Directions
Write out the listing in full, matching it word for word.

— begin Entries shown —

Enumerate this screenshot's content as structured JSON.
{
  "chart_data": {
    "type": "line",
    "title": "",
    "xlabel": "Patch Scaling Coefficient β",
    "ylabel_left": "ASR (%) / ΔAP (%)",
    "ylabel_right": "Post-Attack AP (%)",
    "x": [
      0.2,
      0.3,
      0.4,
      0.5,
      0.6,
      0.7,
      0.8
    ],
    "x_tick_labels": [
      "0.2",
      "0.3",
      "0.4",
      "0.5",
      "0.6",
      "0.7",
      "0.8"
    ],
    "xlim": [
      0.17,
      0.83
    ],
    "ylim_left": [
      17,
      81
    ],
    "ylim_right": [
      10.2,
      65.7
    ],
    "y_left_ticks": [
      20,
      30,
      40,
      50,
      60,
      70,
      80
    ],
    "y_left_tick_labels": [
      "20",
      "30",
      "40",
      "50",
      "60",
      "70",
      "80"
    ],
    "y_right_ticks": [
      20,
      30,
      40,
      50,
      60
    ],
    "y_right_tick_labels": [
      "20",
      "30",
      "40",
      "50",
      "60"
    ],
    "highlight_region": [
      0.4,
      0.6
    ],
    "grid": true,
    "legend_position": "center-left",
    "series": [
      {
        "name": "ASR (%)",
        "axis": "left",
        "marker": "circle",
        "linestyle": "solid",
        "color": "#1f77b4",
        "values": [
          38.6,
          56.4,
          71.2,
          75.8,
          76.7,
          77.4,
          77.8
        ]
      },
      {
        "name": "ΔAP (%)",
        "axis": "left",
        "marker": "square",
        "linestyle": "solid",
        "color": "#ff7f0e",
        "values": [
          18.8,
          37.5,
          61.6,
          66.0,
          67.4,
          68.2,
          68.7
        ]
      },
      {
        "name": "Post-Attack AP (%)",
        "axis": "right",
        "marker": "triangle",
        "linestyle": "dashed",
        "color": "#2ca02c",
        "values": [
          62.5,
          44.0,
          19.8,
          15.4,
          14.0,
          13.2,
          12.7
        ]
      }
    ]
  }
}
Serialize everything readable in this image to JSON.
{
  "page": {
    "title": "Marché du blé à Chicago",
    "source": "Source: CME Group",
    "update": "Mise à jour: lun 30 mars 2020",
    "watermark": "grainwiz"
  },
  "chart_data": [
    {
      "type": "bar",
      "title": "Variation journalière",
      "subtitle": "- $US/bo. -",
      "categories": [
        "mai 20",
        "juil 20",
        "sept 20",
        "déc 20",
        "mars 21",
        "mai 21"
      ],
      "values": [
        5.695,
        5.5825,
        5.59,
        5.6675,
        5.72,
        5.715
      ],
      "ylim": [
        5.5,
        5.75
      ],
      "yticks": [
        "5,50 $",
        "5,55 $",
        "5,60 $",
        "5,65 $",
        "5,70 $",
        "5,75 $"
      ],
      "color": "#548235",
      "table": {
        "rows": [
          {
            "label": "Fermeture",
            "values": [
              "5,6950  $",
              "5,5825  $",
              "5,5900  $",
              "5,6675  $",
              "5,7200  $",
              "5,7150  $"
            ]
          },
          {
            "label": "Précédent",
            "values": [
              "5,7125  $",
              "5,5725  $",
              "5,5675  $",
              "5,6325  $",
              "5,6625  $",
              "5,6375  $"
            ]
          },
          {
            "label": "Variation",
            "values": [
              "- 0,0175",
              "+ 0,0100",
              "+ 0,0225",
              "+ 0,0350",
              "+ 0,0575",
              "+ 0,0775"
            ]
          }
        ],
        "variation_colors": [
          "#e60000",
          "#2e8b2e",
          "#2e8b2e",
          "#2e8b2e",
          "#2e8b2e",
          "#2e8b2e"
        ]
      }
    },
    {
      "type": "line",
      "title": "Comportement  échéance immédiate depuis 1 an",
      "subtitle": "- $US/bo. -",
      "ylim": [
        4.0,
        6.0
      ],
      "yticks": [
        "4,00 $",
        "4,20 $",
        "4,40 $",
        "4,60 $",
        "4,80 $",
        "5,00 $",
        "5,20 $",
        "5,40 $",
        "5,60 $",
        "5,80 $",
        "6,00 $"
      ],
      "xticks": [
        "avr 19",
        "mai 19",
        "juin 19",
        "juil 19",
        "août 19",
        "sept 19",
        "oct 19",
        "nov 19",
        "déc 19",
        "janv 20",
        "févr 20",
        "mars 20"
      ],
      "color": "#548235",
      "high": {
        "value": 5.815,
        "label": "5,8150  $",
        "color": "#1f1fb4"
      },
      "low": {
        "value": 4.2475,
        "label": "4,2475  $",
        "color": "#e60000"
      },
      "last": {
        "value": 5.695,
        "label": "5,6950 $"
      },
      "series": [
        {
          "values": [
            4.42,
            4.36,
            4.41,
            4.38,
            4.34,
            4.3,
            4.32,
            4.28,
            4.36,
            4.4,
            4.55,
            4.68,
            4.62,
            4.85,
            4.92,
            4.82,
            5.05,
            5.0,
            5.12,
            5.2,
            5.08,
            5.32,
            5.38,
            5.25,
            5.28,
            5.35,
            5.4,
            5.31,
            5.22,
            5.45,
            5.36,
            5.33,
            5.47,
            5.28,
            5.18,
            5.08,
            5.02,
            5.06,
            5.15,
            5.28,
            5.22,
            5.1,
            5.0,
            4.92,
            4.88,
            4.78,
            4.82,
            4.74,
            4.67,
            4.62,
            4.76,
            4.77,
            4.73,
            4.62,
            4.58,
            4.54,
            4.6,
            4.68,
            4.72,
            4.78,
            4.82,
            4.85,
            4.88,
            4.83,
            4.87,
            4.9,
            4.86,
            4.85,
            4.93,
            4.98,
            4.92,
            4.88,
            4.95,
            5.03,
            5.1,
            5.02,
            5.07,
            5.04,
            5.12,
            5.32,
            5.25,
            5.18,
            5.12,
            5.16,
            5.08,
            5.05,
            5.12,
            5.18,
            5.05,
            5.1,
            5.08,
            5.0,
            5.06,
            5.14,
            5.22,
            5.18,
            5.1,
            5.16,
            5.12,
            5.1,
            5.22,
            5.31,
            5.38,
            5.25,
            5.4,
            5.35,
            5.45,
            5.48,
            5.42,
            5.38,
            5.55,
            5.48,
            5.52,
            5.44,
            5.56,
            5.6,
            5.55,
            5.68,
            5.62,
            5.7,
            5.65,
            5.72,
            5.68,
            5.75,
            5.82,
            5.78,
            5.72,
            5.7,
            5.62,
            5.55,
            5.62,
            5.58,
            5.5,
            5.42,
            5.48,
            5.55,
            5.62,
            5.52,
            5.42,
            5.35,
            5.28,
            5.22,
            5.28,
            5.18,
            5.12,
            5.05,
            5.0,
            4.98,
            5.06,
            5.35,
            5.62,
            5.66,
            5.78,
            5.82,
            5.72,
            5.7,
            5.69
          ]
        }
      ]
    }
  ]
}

— end Entries shown —

Final result
Enumerate this screenshot's content as structured JSON.
{
  "chart_data": {
    "type": "line",
    "title": "",
    "xlabel": "Patch Scaling Coefficient β",
    "ylabel_left": "ASR (%) / ΔAP (%)",
    "ylabel_right": "Post-Attack AP (%)",
    "x": [
      0.2,
      0.3,
      0.4,
      0.5,
      0.6,
      0.7,
      0.8
    ],
    "x_tick_labels": [
      "0.2",
      "0.3",
      "0.4",
      "0.5",
      "0.6",
      "0.7",
      "0.8"
    ],
    "xlim": [
      0.17,
      0.83
    ],
    "ylim_left": [
      17,
      81
    ],
    "ylim_right": [
      10.2,
      65.7
    ],
    "y_left_ticks": [
      20,
      30,
      40,
      50,
      60,
      70,
      80
    ],
    "y_left_tick_labels": [
      "20",
      "30",
      "40",
      "50",
      "60",
      "70",
      "80"
    ],
    "y_right_ticks": [
      20,
      30,
      40,
      50,
      60
    ],
    "y_right_tick_labels": [
      "20",
      "30",
      "40",
      "50",
      "60"
    ],
    "highlight_region": [
      0.4,
      0.6
    ],
    "grid": true,
    "legend_position": "center-left",
    "series": [
      {
        "name": "ASR (%)",
        "axis": "left",
        "marker": "circle",
        "linestyle": "solid",
        "color": "#1f77b4",
        "values": [
          38.6,
          56.4,
          71.2,
          75.8,
          76.7,
          77.4,
          77.8
        ]
      },
      {
        "name": "ΔAP (%)",
        "axis": "left",
        "marker": "square",
        "linestyle": "solid",
        "color": "#ff7f0e",
        "values": [
          18.8,
          37.5,
          61.6,
          66.0,
          67.4,
          68.2,
          68.7
        ]
      },
      {
        "name": "Post-Attack AP (%)",
        "axis": "right",
        "marker": "triangle",
        "linestyle": "dashed",
        "color": "#2ca02c",
        "values": [
          62.5,
          44.0,
          19.8,
          15.4,
          14.0,
          13.2,
          12.7
        ]
      }
    ]
  }
}
Serialize everything readable in this image to JSON.
{
  "page": {
    "title": "Marché du blé à Chicago",
    "source": "Source: CME Group",
    "update": "Mise à jour: lun 30 mars 2020",
    "watermark": "grainwiz"
  },
  "chart_data": [
    {
      "type": "bar",
      "title": "Variation journalière",
      "subtitle": "- $US/bo. -",
      "categories": [
        "mai 20",
        "juil 20",
        "sept 20",
        "déc 20",
        "mars 21",
        "mai 21"
      ],
      "values": [
        5.695,
        5.5825,
        5.59,
        5.6675,
        5.72,
        5.715
      ],
      "ylim": [
        5.5,
        5.75
      ],
      "yticks": [
        "5,50 $",
        "5,55 $",
        "5,60 $",
        "5,65 $",
        "5,70 $",
        "5,75 $"
      ],
      "color": "#548235",
      "table": {
        "rows": [
          {
            "label": "Fermeture",
            "values": [
              "5,6950  $",
              "5,5825  $",
              "5,5900  $",
              "5,6675  $",
              "5,7200  $",
              "5,7150  $"
            ]
          },
          {
            "label": "Précédent",
            "values": [
              "5,7125  $",
              "5,5725  $",
              "5,5675  $",
              "5,6325  $",
              "5,6625  $",
              "5,6375  $"
            ]
          },
          {
            "label": "Variation",
            "values": [
              "- 0,0175",
              "+ 0,0100",
              "+ 0,0225",
              "+ 0,0350",
              "+ 0,0575",
              "+ 0,0775"
            ]
          }
        ],
        "variation_colors": [
          "#e60000",
          "#2e8b2e",
          "#2e8b2e",
          "#2e8b2e",
          "#2e8b2e",
          "#2e8b2e"
        ]
      }
    },
    {
      "type": "line",
      "title": "Comportement  échéance immédiate depuis 1 an",
      "subtitle": "- $US/bo. -",
      "ylim": [
        4.0,
        6.0
      ],
      "yticks": [
        "4,00 $",
        "4,20 $",
        "4,40 $",
        "4,60 $",
        "4,80 $",
        "5,00 $",
        "5,20 $",
        "5,40 $",
        "5,60 $",
        "5,80 $",
        "6,00 $"
      ],
      "xticks": [
        "avr 19",
        "mai 19",
        "juin 19",
        "juil 19",
        "août 19",
        "sept 19",
        "oct 19",
        "nov 19",
        "déc 19",
        "janv 20",
        "févr 20",
        "mars 20"
      ],
      "color": "#548235",
      "high": {
        "value": 5.815,
        "label": "5,8150  $",
        "color": "#1f1fb4"
      },
      "low": {
        "value": 4.2475,
        "label": "4,2475  $",
        "color": "#e60000"
      },
      "last": {
        "value": 5.695,
        "label": "5,6950 $"
      },
      "series": [
        {
          "values": [
            4.42,
            4.36,
            4.41,
            4.38,
            4.34,
            4.3,
            4.32,
            4.28,
            4.36,
            4.4,
            4.55,
            4.68,
            4.62,
            4.85,
            4.92,
            4.82,
            5.05,
            5.0,
            5.12,
            5.2,
            5.08,
            5.32,
            5.38,
            5.25,
            5.28,
            5.35,
            5.4,
            5.31,
            5.22,
            5.45,
            5.36,
            5.33,
            5.47,
            5.28,
            5.18,
            5.08,
            5.02,
            5.06,
            5.15,
            5.28,
            5.22,
            5.1,
            5.0,
            4.92,
            4.88,
            4.78,
            4.82,
            4.74,
            4.67,
            4.62,
            4.76,
            4.77,
            4.73,
            4.62,
            4.58,
            4.54,
            4.6,
            4.68,
            4.72,
            4.78,
            4.82,
            4.85,
            4.88,
            4.83,
            4.87,
            4.9,
            4.86,
            4.85,
            4.93,
            4.98,
            4.92,
            4.88,
            4.95,
            5.03,
            5.1,
            5.02,
            5.07,
            5.04,
            5.12,
            5.32,
            5.25,
            5.18,
            5.12,
            5.16,
            5.08,
            5.05,
            5.12,
            5.18,
            5.05,
            5.1,
            5.08,
            5.0,
            5.06,
            5.14,
            5.22,
            5.18,
            5.1,
            5.16,
            5.12,
            5.1,
            5.22,
            5.31,
            5.38,
            5.25,
            5.4,
            5.35,
            5.45,
            5.48,
            5.42,
            5.38,
            5.55,
            5.48,
            5.52,
            5.44,
            5.56,
            5.6,
            5.55,
            5.68,
            5.62,
            5.7,
            5.65,
            5.72,
            5.68,
            5.75,
            5.82,
            5.78,
            5.72,
            5.7,
            5.62,
            5.55,
            5.62,
            5.58,
            5.5,
            5.42,
            5.48,
            5.55,
            5.62,
            5.52,
            5.42,
            5.35,
            5.28,
            5.22,
            5.28,
            5.18,
            5.12,
            5.05,
            5.0,
            4.98,
            5.06,
            5.35,
            5.62,
            5.66,
            5.78,
            5.82,
            5.72,
            5.7,
            5.69
          ]
        }
      ]
    }
  ]
}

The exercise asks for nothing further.